**Required work:**
The required result is a copy of each line below in which "their" appears.

**Extracted material:**
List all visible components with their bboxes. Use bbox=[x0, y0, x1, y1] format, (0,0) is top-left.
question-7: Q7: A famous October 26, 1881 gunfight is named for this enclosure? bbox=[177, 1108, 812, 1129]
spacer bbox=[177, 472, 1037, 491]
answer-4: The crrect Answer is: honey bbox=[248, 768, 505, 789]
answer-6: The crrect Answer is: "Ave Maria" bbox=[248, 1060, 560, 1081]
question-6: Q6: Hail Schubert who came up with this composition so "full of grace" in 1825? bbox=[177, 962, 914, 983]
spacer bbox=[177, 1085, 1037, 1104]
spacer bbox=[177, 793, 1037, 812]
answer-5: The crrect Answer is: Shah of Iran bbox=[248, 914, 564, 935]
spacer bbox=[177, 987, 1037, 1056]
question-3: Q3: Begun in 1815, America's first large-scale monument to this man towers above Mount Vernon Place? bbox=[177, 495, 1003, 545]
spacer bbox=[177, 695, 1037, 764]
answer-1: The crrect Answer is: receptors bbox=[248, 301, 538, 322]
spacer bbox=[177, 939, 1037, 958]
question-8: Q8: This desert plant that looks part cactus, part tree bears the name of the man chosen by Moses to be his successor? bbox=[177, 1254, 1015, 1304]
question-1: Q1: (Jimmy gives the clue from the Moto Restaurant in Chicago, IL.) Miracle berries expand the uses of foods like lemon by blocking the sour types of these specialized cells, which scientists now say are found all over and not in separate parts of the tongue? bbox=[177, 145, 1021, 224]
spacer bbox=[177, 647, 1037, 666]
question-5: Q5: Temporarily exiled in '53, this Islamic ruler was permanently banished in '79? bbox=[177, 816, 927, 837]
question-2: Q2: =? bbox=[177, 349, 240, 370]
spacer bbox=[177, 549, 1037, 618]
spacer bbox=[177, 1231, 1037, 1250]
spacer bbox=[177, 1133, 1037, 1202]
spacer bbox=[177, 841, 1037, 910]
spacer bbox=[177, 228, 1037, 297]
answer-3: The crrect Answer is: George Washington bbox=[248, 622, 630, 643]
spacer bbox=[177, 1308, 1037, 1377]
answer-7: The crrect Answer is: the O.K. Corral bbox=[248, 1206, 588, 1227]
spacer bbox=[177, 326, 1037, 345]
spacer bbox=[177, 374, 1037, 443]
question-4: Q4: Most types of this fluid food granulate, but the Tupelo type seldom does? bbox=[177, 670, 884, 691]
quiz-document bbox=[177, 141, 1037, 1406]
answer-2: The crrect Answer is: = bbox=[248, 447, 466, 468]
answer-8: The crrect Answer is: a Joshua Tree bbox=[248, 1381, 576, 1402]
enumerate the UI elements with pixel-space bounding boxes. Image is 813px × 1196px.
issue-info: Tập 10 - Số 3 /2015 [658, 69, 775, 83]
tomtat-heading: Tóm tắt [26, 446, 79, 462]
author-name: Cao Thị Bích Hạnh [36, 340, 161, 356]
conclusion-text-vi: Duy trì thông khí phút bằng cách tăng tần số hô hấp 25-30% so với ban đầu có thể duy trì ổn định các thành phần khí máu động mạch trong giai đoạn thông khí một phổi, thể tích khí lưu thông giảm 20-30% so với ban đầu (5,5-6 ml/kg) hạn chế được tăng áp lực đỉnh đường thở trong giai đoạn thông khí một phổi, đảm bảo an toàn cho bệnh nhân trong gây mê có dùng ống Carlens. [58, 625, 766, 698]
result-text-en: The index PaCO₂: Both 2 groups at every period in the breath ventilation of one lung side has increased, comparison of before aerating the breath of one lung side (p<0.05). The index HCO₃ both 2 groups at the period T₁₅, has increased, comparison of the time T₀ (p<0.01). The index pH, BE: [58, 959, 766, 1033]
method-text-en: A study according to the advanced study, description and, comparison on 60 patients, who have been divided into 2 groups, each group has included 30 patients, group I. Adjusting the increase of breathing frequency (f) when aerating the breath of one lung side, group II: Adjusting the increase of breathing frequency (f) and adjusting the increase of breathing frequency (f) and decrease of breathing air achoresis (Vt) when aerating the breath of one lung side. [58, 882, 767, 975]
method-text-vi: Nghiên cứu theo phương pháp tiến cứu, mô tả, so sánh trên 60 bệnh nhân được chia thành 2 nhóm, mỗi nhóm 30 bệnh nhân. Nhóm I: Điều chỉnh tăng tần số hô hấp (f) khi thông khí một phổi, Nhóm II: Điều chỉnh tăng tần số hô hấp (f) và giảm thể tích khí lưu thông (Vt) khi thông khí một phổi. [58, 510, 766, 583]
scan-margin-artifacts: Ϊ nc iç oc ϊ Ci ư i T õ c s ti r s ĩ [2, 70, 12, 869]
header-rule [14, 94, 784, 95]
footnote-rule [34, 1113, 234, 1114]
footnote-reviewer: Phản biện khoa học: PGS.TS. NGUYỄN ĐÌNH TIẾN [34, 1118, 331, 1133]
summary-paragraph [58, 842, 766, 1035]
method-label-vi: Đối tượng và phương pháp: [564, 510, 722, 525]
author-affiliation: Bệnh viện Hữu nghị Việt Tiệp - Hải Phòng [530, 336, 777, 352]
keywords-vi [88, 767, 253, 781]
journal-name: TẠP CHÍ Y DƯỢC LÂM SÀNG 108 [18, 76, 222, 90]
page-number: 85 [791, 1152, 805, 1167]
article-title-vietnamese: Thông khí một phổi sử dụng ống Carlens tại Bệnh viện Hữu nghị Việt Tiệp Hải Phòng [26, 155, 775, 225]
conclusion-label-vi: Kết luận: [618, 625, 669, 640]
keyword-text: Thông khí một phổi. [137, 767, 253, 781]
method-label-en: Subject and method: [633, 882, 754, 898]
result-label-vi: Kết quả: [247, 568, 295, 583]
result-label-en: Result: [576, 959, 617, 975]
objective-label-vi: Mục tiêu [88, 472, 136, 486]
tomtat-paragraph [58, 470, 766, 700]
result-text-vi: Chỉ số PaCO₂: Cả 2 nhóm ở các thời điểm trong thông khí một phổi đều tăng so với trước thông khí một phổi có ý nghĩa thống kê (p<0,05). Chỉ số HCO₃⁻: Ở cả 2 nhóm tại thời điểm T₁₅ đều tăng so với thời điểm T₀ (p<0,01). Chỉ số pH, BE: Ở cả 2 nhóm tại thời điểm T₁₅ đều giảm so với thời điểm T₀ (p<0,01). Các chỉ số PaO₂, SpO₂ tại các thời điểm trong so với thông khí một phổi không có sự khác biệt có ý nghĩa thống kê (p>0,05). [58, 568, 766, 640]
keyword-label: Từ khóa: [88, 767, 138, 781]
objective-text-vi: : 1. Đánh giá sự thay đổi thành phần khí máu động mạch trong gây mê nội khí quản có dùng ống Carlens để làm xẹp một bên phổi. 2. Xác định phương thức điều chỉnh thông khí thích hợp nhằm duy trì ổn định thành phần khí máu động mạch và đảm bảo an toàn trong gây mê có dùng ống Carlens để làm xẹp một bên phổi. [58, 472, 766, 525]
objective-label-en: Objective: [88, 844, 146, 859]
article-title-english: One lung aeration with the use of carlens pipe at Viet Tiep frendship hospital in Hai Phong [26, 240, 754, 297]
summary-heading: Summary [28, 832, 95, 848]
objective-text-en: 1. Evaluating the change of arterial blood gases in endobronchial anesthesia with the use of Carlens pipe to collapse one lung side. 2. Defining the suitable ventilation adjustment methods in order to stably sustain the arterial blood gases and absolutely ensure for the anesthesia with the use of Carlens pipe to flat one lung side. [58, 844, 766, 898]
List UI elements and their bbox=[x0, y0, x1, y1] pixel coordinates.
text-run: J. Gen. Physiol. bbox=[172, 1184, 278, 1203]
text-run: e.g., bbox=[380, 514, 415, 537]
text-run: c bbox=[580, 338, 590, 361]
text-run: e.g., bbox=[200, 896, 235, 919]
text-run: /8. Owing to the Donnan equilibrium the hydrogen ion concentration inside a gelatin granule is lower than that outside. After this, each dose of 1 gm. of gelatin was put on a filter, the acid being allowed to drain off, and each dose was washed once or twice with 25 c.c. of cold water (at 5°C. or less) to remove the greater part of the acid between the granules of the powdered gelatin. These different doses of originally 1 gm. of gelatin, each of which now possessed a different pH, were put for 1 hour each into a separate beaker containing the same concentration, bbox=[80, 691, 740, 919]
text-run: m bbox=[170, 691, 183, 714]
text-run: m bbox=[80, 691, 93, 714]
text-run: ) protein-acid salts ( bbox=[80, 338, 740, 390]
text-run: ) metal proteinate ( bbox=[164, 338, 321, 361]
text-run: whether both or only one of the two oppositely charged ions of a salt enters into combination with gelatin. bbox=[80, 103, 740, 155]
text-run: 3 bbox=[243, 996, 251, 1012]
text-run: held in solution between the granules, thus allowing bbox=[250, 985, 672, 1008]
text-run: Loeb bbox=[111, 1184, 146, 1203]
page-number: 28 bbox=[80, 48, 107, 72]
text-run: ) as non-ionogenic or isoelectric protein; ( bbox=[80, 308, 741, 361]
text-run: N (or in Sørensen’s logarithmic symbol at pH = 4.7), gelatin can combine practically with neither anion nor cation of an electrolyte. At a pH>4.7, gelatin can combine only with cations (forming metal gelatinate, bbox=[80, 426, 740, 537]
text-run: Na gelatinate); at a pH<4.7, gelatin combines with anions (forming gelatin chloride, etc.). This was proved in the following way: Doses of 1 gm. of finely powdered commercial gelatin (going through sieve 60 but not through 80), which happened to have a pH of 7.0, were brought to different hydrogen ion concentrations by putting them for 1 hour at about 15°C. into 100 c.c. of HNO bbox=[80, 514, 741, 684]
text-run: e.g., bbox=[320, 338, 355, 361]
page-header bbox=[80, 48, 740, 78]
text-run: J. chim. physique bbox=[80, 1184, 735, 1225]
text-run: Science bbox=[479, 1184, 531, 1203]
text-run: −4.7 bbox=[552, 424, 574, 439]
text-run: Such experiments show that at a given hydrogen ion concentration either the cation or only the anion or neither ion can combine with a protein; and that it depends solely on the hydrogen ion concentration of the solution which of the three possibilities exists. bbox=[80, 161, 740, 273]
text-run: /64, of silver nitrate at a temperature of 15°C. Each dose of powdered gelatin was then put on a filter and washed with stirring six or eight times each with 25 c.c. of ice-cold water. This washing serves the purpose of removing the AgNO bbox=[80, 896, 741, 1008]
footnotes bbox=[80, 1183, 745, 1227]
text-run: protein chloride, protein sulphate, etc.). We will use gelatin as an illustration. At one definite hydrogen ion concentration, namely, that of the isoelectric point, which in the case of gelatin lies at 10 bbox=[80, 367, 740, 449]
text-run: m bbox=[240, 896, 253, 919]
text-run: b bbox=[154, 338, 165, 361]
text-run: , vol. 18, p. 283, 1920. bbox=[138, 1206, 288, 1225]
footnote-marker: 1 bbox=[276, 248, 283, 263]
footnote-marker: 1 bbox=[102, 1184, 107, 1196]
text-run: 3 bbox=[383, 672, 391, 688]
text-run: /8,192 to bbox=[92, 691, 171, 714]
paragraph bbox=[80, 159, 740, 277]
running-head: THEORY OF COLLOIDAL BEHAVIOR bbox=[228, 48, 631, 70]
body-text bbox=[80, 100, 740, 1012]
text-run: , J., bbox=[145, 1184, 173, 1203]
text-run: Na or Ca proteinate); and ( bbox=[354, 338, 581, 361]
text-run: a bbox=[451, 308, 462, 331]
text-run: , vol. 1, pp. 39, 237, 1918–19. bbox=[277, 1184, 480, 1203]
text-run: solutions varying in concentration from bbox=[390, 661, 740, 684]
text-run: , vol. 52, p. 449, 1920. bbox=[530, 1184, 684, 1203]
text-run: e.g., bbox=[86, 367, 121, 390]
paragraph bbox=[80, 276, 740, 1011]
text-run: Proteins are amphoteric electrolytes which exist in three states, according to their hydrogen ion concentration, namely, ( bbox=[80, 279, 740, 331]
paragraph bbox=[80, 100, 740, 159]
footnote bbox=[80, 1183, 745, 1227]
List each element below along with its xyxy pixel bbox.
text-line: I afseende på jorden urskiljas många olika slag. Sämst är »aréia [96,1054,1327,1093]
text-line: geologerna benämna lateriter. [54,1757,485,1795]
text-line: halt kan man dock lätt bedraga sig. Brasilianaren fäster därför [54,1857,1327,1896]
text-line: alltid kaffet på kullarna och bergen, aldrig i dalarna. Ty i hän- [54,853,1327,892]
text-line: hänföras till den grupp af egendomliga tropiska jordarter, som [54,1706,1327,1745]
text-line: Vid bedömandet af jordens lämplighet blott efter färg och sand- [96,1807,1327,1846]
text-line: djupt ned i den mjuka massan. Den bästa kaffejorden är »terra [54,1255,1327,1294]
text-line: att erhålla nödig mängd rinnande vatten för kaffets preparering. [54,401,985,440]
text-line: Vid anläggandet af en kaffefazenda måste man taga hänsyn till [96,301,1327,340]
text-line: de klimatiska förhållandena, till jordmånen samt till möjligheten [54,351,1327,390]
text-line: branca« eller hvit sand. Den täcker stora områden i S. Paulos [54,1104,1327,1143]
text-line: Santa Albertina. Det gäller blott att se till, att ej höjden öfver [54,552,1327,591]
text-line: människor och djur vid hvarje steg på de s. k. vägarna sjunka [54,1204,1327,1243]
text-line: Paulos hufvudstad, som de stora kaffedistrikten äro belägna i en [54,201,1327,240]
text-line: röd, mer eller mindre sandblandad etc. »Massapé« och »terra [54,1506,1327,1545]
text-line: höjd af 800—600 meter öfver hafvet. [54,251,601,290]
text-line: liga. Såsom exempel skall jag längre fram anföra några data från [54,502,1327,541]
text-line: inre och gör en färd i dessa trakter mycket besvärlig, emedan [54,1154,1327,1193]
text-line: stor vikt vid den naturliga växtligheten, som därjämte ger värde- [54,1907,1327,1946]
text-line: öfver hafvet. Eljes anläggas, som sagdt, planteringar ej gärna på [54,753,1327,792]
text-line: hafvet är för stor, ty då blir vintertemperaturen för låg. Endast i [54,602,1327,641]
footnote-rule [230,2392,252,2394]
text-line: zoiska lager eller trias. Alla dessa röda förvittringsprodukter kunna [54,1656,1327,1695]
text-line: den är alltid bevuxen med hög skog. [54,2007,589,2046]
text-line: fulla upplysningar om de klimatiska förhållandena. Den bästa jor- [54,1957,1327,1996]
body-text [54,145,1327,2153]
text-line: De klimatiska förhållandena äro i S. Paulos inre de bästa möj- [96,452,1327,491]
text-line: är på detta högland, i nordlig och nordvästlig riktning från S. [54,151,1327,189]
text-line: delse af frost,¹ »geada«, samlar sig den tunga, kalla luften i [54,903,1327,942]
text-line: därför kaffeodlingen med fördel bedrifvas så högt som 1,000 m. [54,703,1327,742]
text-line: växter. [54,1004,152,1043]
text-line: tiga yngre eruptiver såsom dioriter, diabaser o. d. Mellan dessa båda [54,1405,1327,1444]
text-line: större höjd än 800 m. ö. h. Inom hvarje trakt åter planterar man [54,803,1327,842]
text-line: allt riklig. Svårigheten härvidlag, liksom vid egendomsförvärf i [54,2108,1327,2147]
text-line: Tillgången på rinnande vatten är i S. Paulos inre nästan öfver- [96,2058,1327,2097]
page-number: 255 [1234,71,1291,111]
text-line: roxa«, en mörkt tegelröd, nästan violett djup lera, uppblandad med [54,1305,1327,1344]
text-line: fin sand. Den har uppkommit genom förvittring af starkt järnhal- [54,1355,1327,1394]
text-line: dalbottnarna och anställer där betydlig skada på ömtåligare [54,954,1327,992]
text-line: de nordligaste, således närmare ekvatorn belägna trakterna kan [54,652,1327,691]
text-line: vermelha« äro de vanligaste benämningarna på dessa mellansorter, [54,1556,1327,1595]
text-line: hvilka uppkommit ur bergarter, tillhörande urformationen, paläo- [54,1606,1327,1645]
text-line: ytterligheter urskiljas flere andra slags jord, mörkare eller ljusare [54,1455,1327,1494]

**Response area:**
List all visible components with their bboxes. Use bbox=[x0, y0, x1, y1] format, (0,0) is top-left.
List UI elements and their bbox=[x0, y0, x1, y1] pixel coordinates.
text-run: Proteins are amphoteric electrolytes which exist in three states, according to their hydrogen ion concentration, namely, ( bbox=[80, 279, 740, 331]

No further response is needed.